### Source passage
To overcome this, as shown in FIGS. 1 to 3, the dew prevention heat pipes are, at one end (the heat-absorbing evaporator portion), inserted into small holes formed in an end surface of the warm head 9 so as to be coupled thereto, and are, at the other end (the heat-rejecting condenser portion) laid freely in the heat-insulating material 2 at the open side of the refrigerator 1. In this embodiment, as shown in FIG. 6, the dew prevention heat pipes are laid so as to run along the portion of the outer plate 42 that makes contact with the door gasket 41.

In this construction, part of the waste heat rejected from the warm head 9 of the Stirling refrigerating device is transferred by way of the dew prevention heat pipes 17 to around the door gasket 41 to heat the portion around the door gasket 41, and this prevents collection of dew there. Thus, according to the present invention, there is no need to use an electric heater to prevent collection of dew, and it is therefore possible to save energy.

Moreover, by way of the dew prevention heat pipes 17, cold that has leaked out of the refrigerator interior is absorbed, and, through the portion of the outer plate 42 that makes contact with the dew prevention heat pipes 17, heat exchange takes place between the warm head 9 and the outside space. This alleviates the load on the heat-rejecting heat exchanger 10, and thus helps miniaturize it. Instead of the dew prevention heat pipes 17 described above, a theremosiphon may be used.

### Information given

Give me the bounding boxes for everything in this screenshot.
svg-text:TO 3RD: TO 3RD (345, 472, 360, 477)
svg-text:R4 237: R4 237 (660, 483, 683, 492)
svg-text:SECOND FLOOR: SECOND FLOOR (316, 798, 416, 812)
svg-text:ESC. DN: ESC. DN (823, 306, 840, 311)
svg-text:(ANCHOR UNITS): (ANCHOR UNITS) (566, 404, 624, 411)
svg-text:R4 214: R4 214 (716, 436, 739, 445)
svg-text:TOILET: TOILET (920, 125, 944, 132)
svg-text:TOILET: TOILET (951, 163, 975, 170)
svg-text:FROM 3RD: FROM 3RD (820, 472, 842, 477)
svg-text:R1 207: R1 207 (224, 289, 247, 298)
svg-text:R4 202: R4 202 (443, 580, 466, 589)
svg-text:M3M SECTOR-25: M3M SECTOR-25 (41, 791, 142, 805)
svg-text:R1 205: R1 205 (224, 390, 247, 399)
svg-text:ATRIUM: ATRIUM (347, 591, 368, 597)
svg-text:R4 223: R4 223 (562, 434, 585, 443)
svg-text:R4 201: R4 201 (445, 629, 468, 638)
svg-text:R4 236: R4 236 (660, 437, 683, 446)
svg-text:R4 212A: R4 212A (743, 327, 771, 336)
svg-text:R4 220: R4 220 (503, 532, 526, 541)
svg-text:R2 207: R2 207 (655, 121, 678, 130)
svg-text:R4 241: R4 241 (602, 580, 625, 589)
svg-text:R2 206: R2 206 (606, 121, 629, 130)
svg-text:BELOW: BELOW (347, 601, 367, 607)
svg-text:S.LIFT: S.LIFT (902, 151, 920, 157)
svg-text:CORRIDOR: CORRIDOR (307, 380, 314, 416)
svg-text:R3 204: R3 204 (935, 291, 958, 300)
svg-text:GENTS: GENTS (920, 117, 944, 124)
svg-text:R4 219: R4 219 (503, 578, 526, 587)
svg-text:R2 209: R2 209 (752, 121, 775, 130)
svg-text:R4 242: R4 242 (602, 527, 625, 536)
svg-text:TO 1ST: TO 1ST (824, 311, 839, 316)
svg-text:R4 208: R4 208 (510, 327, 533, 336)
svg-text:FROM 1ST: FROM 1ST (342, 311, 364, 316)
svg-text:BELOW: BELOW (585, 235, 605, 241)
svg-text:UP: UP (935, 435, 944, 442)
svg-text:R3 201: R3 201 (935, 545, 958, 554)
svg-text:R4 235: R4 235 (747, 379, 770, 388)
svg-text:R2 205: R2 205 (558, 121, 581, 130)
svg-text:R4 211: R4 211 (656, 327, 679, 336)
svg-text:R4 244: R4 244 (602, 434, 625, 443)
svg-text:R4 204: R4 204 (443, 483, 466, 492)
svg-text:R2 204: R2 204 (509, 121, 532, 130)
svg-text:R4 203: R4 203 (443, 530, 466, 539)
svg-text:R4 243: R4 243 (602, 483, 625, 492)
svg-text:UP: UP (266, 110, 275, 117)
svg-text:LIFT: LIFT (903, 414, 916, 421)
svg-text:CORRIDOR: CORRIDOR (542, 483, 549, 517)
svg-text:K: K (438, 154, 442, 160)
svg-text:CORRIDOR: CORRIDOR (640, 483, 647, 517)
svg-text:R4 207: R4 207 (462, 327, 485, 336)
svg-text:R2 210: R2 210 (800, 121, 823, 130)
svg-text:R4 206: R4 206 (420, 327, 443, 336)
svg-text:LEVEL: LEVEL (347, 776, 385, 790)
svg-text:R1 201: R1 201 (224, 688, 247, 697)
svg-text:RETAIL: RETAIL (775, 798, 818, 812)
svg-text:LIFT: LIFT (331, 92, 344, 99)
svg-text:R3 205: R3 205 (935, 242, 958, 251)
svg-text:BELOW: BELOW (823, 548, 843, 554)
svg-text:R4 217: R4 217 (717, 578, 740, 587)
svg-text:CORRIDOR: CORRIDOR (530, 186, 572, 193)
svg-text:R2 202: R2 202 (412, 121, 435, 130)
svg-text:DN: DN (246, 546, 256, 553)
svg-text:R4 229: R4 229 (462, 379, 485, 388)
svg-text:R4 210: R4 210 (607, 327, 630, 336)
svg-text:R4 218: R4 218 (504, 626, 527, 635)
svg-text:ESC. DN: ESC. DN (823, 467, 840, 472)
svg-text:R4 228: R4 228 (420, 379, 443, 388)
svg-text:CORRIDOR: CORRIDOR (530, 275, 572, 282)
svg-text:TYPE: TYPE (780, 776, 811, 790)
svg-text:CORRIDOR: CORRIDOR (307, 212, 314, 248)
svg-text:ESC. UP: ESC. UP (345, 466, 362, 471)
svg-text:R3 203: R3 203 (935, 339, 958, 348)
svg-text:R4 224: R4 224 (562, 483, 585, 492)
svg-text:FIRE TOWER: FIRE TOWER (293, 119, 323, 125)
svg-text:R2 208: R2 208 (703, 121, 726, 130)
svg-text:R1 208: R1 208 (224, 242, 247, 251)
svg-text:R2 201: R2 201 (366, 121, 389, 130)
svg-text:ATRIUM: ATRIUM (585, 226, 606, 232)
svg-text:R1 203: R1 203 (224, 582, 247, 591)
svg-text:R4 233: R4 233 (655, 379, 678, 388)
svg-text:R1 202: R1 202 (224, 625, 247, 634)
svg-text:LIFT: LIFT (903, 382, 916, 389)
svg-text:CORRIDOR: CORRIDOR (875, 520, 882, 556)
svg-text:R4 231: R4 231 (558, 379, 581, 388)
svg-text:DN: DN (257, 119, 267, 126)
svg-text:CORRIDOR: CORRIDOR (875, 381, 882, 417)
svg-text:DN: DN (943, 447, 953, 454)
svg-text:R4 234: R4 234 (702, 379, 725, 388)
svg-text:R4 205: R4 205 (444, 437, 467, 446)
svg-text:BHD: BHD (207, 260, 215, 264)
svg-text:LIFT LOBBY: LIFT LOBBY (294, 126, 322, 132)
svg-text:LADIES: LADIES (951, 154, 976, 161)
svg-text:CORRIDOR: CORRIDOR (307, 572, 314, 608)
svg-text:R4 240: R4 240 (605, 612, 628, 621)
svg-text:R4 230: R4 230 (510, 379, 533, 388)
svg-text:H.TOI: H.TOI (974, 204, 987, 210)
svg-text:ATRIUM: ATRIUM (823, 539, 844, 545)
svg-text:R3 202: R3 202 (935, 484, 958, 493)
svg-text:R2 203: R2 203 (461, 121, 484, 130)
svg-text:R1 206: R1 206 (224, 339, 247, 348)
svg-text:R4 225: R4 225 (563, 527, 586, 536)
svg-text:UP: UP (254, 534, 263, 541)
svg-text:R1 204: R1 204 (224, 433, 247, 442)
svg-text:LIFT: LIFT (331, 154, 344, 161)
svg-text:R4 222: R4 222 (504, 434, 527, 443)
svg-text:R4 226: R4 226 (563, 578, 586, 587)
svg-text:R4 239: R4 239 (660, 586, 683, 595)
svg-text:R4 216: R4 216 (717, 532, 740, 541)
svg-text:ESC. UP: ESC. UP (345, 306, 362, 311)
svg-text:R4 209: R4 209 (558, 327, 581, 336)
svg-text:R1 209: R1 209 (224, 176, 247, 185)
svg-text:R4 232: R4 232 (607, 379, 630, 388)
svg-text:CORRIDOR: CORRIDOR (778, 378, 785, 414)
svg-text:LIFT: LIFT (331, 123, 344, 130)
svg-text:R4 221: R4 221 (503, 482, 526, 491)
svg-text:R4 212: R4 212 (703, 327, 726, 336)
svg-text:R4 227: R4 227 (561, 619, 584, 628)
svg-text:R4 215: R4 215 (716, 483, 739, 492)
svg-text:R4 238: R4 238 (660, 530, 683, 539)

### Requirements
1 – Return the listing from its first line up to and including the line with "svg-text:R4 235: R4 235 (747, 379, 770, 388)", copying each line unchanged.
2 – Resume the passage on the refrigerator's dew prevention heat pipes from the point where it ends.
The listing and the passage on the refrigerator's dew prevention heat pipes are unrelated material.

### Task answers
1 –
Give me the bounding boxes for everything in this screenshot.
svg-text:TO 3RD: TO 3RD (345, 472, 360, 477)
svg-text:R4 237: R4 237 (660, 483, 683, 492)
svg-text:SECOND FLOOR: SECOND FLOOR (316, 798, 416, 812)
svg-text:ESC. DN: ESC. DN (823, 306, 840, 311)
svg-text:(ANCHOR UNITS): (ANCHOR UNITS) (566, 404, 624, 411)
svg-text:R4 214: R4 214 (716, 436, 739, 445)
svg-text:TOILET: TOILET (920, 125, 944, 132)
svg-text:TOILET: TOILET (951, 163, 975, 170)
svg-text:FROM 3RD: FROM 3RD (820, 472, 842, 477)
svg-text:R1 207: R1 207 (224, 289, 247, 298)
svg-text:R4 202: R4 202 (443, 580, 466, 589)
svg-text:M3M SECTOR-25: M3M SECTOR-25 (41, 791, 142, 805)
svg-text:R1 205: R1 205 (224, 390, 247, 399)
svg-text:ATRIUM: ATRIUM (347, 591, 368, 597)
svg-text:R4 223: R4 223 (562, 434, 585, 443)
svg-text:R4 201: R4 201 (445, 629, 468, 638)
svg-text:R4 236: R4 236 (660, 437, 683, 446)
svg-text:R4 212A: R4 212A (743, 327, 771, 336)
svg-text:R4 220: R4 220 (503, 532, 526, 541)
svg-text:R2 207: R2 207 (655, 121, 678, 130)
svg-text:R4 241: R4 241 (602, 580, 625, 589)
svg-text:R2 206: R2 206 (606, 121, 629, 130)
svg-text:BELOW: BELOW (347, 601, 367, 607)
svg-text:S.LIFT: S.LIFT (902, 151, 920, 157)
svg-text:CORRIDOR: CORRIDOR (307, 380, 314, 416)
svg-text:R3 204: R3 204 (935, 291, 958, 300)
svg-text:GENTS: GENTS (920, 117, 944, 124)
svg-text:R4 219: R4 219 (503, 578, 526, 587)
svg-text:R2 209: R2 209 (752, 121, 775, 130)
svg-text:R4 242: R4 242 (602, 527, 625, 536)
svg-text:TO 1ST: TO 1ST (824, 311, 839, 316)
svg-text:R4 208: R4 208 (510, 327, 533, 336)
svg-text:FROM 1ST: FROM 1ST (342, 311, 364, 316)
svg-text:BELOW: BELOW (585, 235, 605, 241)
svg-text:UP: UP (935, 435, 944, 442)
svg-text:R3 201: R3 201 (935, 545, 958, 554)
svg-text:R4 235: R4 235 (747, 379, 770, 388)

2 –
Drain water resulting from defrosting or the like of the refrigerator interior and the heat-absorbing heat exchanger 12 is collected in the drain collection pan 15 disposed at the bottom of the refrigerator 1. Thus, to prevent the drain water collected in the drain collection pan 15 from overflowing, it is necessary to periodically dispose of drain water. In conventional refrigerators exploiting the vapor compression refrigerating cycle, drain water is evaporated by using the heat rejected when a refrigerant is condensed and liquefied in a condenser. This eliminates the need to periodically take out the drain collection pan 15 to dispose of the drain water collected therein, and thus saves trouble in terms of maintenance. However, in the Stirling refrigerating device 8 exploiting the reversed Stifling cycle, there is provided no component that corresponds to a condenser, and therefore it is not possible to dispose of drain water by using the heat rejected from a condenser.

To overcome this, as shown in FIGS. 2 and 3, the drain evaporation heat pipes 16 are, at one end (the heat-absorbing evaporator portion), inserted into small holes formed in an end surface of the warm head 9 of the Stirling refrigerating device 8 so as to be coupled thereto, and are, at the other end (the heat-rejecting condenser portion), located inside the drain collection pan 15 disposed at the bottom inside the machine compartment 4 of the refrigerator body 1.

In this construction, part of the waste heat rejected from the warm head 9 is fed by way of the drain evaporation heat pipes 16 to drain water so as to prompt it to evaporate. Moreover, the drain evaporation heat pipes 16 are kept in intimate contact with the bottom surface of the drain collection pan 15, which is made of a material with high thermal conductivity, so that part of the heat transferred by way of the drain evaporation heat pipes 16 from the warm head 9 is fed through the drain collection pan 15 to drain water. This increases the effective thermal conduction area over which heat is fed to drain water, and thus makes efficient evaporation of drain water possible.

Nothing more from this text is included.